### YOUR INSTRUCTIONS
Restate the full set of records exactly, without adding or dropping a word.

### DATASET EXTRACT
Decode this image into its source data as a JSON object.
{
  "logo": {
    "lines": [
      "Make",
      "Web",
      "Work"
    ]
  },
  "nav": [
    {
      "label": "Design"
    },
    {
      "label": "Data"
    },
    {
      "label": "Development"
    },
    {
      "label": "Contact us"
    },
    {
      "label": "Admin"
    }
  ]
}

### WRITTEN ANSWER
Decode this image into its source data as a JSON object.
{
  "logo": {
    "lines": [
      "Make",
      "Web",
      "Work"
    ]
  },
  "nav": [
    {
      "label": "Design"
    },
    {
      "label": "Data"
    },
    {
      "label": "Development"
    },
    {
      "label": "Contact us"
    },
    {
      "label": "Admin"
    }
  ]
}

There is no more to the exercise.